=== Extracted information ===

....

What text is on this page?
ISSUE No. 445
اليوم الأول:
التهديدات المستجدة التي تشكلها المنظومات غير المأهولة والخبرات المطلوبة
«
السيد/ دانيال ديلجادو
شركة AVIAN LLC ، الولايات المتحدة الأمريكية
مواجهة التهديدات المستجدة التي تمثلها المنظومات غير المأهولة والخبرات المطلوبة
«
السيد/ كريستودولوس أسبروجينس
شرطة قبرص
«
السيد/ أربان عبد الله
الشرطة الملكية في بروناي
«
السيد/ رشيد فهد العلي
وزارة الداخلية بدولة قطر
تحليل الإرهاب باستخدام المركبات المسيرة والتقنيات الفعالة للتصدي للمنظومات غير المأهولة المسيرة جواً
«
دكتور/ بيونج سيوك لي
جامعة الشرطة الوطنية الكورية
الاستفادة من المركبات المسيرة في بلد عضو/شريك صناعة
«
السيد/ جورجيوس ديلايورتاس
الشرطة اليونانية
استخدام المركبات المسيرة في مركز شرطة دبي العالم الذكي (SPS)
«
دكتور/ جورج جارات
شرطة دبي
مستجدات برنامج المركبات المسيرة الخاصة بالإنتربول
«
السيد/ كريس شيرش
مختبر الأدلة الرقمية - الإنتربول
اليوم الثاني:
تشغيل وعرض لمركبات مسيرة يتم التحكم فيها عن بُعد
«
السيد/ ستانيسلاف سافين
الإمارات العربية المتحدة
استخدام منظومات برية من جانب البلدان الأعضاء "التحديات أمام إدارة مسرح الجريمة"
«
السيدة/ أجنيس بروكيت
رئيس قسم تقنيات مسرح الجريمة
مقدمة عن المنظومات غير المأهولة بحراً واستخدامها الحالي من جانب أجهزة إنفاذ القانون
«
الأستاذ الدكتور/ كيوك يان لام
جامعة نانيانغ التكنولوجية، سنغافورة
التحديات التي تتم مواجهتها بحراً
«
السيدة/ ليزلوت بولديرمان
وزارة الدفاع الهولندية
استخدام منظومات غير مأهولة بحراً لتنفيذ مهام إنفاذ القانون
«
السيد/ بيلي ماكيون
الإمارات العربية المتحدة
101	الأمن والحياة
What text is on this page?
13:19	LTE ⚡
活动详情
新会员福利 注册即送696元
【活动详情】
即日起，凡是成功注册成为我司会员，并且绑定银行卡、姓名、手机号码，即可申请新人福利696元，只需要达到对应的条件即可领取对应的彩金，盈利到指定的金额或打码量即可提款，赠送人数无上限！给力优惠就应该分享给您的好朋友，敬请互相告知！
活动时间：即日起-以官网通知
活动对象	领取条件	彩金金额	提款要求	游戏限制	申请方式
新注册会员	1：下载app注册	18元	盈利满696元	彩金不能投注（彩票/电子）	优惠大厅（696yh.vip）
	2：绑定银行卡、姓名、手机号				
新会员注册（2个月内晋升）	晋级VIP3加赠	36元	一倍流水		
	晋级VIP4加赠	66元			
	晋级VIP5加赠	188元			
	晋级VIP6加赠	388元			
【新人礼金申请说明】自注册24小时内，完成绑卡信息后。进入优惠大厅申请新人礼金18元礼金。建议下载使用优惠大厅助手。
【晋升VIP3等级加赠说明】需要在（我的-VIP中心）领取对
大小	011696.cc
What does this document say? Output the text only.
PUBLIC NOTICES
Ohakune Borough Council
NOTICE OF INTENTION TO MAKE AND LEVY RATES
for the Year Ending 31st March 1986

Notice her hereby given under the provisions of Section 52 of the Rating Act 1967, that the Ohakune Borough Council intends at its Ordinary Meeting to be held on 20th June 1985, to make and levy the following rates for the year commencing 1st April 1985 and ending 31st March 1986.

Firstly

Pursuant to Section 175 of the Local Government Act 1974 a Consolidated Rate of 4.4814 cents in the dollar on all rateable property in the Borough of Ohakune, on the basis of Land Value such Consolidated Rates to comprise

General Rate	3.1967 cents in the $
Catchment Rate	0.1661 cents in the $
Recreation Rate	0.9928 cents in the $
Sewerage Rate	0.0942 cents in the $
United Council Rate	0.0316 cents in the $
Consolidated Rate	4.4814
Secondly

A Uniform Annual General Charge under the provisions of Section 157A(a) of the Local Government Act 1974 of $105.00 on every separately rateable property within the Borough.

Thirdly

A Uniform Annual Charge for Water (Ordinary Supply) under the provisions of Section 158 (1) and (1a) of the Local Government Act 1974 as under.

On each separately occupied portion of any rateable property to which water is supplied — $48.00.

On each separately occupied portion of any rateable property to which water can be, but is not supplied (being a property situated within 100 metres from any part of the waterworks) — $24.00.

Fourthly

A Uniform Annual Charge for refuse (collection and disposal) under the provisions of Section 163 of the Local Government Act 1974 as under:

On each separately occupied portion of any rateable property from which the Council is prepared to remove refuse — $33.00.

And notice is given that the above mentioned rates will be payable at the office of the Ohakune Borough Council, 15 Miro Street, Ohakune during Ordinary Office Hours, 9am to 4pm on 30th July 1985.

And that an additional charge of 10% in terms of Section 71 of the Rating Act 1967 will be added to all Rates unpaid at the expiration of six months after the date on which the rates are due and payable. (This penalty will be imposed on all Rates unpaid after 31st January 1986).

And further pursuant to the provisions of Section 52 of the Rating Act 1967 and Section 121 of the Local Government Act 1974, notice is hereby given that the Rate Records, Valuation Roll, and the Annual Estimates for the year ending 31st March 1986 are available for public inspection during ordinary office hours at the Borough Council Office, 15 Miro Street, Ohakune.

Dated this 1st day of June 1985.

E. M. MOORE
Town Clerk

....

=== Work to complete ===
Wherever the word "الجريمة" occurs in a line of the listing, copy that line.

=== Complete answer ===
استخدام منظومات برية من جانب البلدان الأعضاء "التحديات أمام إدارة مسرح الجريمة"
رئيس قسم تقنيات مسرح الجريمة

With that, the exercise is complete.